▼
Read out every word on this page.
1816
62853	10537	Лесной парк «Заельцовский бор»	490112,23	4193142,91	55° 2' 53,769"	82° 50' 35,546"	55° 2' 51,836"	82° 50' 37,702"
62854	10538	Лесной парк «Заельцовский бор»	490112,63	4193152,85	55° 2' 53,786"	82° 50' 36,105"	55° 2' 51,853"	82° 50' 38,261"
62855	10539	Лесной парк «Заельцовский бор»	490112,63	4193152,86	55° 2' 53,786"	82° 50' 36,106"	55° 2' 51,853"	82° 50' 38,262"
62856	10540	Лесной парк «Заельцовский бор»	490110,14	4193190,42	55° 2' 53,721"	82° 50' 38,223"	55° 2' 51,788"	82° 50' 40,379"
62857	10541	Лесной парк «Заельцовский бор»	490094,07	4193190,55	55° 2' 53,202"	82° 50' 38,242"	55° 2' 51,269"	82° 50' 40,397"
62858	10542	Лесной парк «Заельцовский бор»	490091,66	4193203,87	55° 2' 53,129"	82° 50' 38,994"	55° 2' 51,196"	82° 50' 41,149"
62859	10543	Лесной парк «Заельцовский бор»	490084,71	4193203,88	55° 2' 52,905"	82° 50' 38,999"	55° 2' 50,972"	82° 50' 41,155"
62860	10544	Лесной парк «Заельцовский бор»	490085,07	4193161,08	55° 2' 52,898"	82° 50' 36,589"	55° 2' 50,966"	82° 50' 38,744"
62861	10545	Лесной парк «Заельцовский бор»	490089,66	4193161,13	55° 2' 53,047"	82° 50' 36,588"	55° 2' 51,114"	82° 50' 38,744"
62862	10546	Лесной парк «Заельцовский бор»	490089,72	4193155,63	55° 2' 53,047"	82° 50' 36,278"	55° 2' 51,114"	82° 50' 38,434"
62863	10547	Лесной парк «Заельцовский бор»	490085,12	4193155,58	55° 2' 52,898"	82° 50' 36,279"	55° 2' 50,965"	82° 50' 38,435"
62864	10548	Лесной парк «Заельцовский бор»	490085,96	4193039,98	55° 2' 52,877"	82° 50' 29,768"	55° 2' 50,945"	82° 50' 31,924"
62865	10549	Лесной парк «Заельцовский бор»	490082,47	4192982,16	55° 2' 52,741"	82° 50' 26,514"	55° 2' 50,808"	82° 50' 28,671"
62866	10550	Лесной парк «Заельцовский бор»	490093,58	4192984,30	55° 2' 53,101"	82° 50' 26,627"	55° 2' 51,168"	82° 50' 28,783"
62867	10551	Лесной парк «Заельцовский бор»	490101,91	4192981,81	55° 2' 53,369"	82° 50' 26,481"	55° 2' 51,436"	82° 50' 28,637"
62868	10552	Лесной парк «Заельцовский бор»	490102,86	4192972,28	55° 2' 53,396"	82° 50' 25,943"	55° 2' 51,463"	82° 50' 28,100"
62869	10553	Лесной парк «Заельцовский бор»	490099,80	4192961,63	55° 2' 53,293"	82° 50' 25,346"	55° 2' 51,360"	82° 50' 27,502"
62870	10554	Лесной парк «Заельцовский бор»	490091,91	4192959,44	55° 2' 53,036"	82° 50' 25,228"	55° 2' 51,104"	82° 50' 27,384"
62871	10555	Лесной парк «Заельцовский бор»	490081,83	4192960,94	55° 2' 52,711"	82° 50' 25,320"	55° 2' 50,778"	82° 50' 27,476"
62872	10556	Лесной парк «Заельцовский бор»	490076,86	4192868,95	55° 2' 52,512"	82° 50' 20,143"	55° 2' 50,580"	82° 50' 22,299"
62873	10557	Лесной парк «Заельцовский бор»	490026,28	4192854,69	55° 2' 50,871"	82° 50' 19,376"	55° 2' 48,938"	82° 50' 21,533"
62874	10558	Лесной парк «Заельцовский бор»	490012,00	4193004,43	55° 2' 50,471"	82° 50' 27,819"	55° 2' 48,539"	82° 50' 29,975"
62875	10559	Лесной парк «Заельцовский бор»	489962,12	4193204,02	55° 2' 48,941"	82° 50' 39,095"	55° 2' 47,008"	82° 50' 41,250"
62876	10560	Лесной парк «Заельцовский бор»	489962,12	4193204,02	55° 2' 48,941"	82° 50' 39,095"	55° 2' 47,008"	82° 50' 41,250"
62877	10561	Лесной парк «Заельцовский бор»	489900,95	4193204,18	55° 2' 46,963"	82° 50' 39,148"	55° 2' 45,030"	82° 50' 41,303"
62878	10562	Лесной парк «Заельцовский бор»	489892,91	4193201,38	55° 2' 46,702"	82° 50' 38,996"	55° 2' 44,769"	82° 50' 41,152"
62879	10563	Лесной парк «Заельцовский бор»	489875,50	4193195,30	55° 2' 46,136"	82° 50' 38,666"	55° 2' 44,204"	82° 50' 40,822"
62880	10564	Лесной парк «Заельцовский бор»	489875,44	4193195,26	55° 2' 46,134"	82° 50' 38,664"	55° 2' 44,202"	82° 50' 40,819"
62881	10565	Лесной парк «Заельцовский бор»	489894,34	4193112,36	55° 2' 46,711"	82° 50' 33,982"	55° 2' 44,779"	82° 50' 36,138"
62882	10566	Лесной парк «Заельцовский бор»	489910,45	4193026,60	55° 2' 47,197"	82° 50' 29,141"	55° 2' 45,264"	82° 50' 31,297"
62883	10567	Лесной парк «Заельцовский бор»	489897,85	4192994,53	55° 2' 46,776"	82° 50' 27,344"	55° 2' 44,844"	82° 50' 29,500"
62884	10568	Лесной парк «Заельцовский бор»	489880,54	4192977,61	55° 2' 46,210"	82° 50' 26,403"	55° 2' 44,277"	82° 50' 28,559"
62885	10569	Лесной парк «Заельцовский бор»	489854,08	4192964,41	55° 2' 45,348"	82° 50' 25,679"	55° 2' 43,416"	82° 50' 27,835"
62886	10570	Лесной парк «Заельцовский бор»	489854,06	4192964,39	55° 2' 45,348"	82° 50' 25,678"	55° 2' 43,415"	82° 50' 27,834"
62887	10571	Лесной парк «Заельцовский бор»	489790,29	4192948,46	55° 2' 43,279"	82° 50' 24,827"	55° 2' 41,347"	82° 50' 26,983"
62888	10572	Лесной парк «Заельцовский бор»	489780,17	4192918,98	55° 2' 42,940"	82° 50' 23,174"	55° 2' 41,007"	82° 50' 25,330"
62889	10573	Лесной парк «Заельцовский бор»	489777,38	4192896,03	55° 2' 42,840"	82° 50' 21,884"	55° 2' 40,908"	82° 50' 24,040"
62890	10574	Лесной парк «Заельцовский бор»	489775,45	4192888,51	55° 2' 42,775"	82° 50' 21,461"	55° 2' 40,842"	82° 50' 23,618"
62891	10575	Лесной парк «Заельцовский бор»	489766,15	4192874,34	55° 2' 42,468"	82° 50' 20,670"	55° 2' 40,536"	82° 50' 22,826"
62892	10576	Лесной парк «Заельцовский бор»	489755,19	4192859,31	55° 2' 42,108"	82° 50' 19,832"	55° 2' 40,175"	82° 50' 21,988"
▲
Problem requirements: Emit the full listing verbatim.

Result for this task:
Read out every word on this page.
1816
62853	10537	Лесной парк «Заельцовский бор»	490112,23	4193142,91	55° 2' 53,769"	82° 50' 35,546"	55° 2' 51,836"	82° 50' 37,702"
62854	10538	Лесной парк «Заельцовский бор»	490112,63	4193152,85	55° 2' 53,786"	82° 50' 36,105"	55° 2' 51,853"	82° 50' 38,261"
62855	10539	Лесной парк «Заельцовский бор»	490112,63	4193152,86	55° 2' 53,786"	82° 50' 36,106"	55° 2' 51,853"	82° 50' 38,262"
62856	10540	Лесной парк «Заельцовский бор»	490110,14	4193190,42	55° 2' 53,721"	82° 50' 38,223"	55° 2' 51,788"	82° 50' 40,379"
62857	10541	Лесной парк «Заельцовский бор»	490094,07	4193190,55	55° 2' 53,202"	82° 50' 38,242"	55° 2' 51,269"	82° 50' 40,397"
62858	10542	Лесной парк «Заельцовский бор»	490091,66	4193203,87	55° 2' 53,129"	82° 50' 38,994"	55° 2' 51,196"	82° 50' 41,149"
62859	10543	Лесной парк «Заельцовский бор»	490084,71	4193203,88	55° 2' 52,905"	82° 50' 38,999"	55° 2' 50,972"	82° 50' 41,155"
62860	10544	Лесной парк «Заельцовский бор»	490085,07	4193161,08	55° 2' 52,898"	82° 50' 36,589"	55° 2' 50,966"	82° 50' 38,744"
62861	10545	Лесной парк «Заельцовский бор»	490089,66	4193161,13	55° 2' 53,047"	82° 50' 36,588"	55° 2' 51,114"	82° 50' 38,744"
62862	10546	Лесной парк «Заельцовский бор»	490089,72	4193155,63	55° 2' 53,047"	82° 50' 36,278"	55° 2' 51,114"	82° 50' 38,434"
62863	10547	Лесной парк «Заельцовский бор»	490085,12	4193155,58	55° 2' 52,898"	82° 50' 36,279"	55° 2' 50,965"	82° 50' 38,435"
62864	10548	Лесной парк «Заельцовский бор»	490085,96	4193039,98	55° 2' 52,877"	82° 50' 29,768"	55° 2' 50,945"	82° 50' 31,924"
62865	10549	Лесной парк «Заельцовский бор»	490082,47	4192982,16	55° 2' 52,741"	82° 50' 26,514"	55° 2' 50,808"	82° 50' 28,671"
62866	10550	Лесной парк «Заельцовский бор»	490093,58	4192984,30	55° 2' 53,101"	82° 50' 26,627"	55° 2' 51,168"	82° 50' 28,783"
62867	10551	Лесной парк «Заельцовский бор»	490101,91	4192981,81	55° 2' 53,369"	82° 50' 26,481"	55° 2' 51,436"	82° 50' 28,637"
62868	10552	Лесной парк «Заельцовский бор»	490102,86	4192972,28	55° 2' 53,396"	82° 50' 25,943"	55° 2' 51,463"	82° 50' 28,100"
62869	10553	Лесной парк «Заельцовский бор»	490099,80	4192961,63	55° 2' 53,293"	82° 50' 25,346"	55° 2' 51,360"	82° 50' 27,502"
62870	10554	Лесной парк «Заельцовский бор»	490091,91	4192959,44	55° 2' 53,036"	82° 50' 25,228"	55° 2' 51,104"	82° 50' 27,384"
62871	10555	Лесной парк «Заельцовский бор»	490081,83	4192960,94	55° 2' 52,711"	82° 50' 25,320"	55° 2' 50,778"	82° 50' 27,476"
62872	10556	Лесной парк «Заельцовский бор»	490076,86	4192868,95	55° 2' 52,512"	82° 50' 20,143"	55° 2' 50,580"	82° 50' 22,299"
62873	10557	Лесной парк «Заельцовский бор»	490026,28	4192854,69	55° 2' 50,871"	82° 50' 19,376"	55° 2' 48,938"	82° 50' 21,533"
62874	10558	Лесной парк «Заельцовский бор»	490012,00	4193004,43	55° 2' 50,471"	82° 50' 27,819"	55° 2' 48,539"	82° 50' 29,975"
62875	10559	Лесной парк «Заельцовский бор»	489962,12	4193204,02	55° 2' 48,941"	82° 50' 39,095"	55° 2' 47,008"	82° 50' 41,250"
62876	10560	Лесной парк «Заельцовский бор»	489962,12	4193204,02	55° 2' 48,941"	82° 50' 39,095"	55° 2' 47,008"	82° 50' 41,250"
62877	10561	Лесной парк «Заельцовский бор»	489900,95	4193204,18	55° 2' 46,963"	82° 50' 39,148"	55° 2' 45,030"	82° 50' 41,303"
62878	10562	Лесной парк «Заельцовский бор»	489892,91	4193201,38	55° 2' 46,702"	82° 50' 38,996"	55° 2' 44,769"	82° 50' 41,152"
62879	10563	Лесной парк «Заельцовский бор»	489875,50	4193195,30	55° 2' 46,136"	82° 50' 38,666"	55° 2' 44,204"	82° 50' 40,822"
62880	10564	Лесной парк «Заельцовский бор»	489875,44	4193195,26	55° 2' 46,134"	82° 50' 38,664"	55° 2' 44,202"	82° 50' 40,819"
62881	10565	Лесной парк «Заельцовский бор»	489894,34	4193112,36	55° 2' 46,711"	82° 50' 33,982"	55° 2' 44,779"	82° 50' 36,138"
62882	10566	Лесной парк «Заельцовский бор»	489910,45	4193026,60	55° 2' 47,197"	82° 50' 29,141"	55° 2' 45,264"	82° 50' 31,297"
62883	10567	Лесной парк «Заельцовский бор»	489897,85	4192994,53	55° 2' 46,776"	82° 50' 27,344"	55° 2' 44,844"	82° 50' 29,500"
62884	10568	Лесной парк «Заельцовский бор»	489880,54	4192977,61	55° 2' 46,210"	82° 50' 26,403"	55° 2' 44,277"	82° 50' 28,559"
62885	10569	Лесной парк «Заельцовский бор»	489854,08	4192964,41	55° 2' 45,348"	82° 50' 25,679"	55° 2' 43,416"	82° 50' 27,835"
62886	10570	Лесной парк «Заельцовский бор»	489854,06	4192964,39	55° 2' 45,348"	82° 50' 25,678"	55° 2' 43,415"	82° 50' 27,834"
62887	10571	Лесной парк «Заельцовский бор»	489790,29	4192948,46	55° 2' 43,279"	82° 50' 24,827"	55° 2' 41,347"	82° 50' 26,983"
62888	10572	Лесной парк «Заельцовский бор»	489780,17	4192918,98	55° 2' 42,940"	82° 50' 23,174"	55° 2' 41,007"	82° 50' 25,330"
62889	10573	Лесной парк «Заельцовский бор»	489777,38	4192896,03	55° 2' 42,840"	82° 50' 21,884"	55° 2' 40,908"	82° 50' 24,040"
62890	10574	Лесной парк «Заельцовский бор»	489775,45	4192888,51	55° 2' 42,775"	82° 50' 21,461"	55° 2' 40,842"	82° 50' 23,618"
62891	10575	Лесной парк «Заельцовский бор»	489766,15	4192874,34	55° 2' 42,468"	82° 50' 20,670"	55° 2' 40,536"	82° 50' 22,826"
62892	10576	Лесной парк «Заельцовский бор»	489755,19	4192859,31	55° 2' 42,108"	82° 50' 19,832"	55° 2' 40,175"	82° 50' 21,988"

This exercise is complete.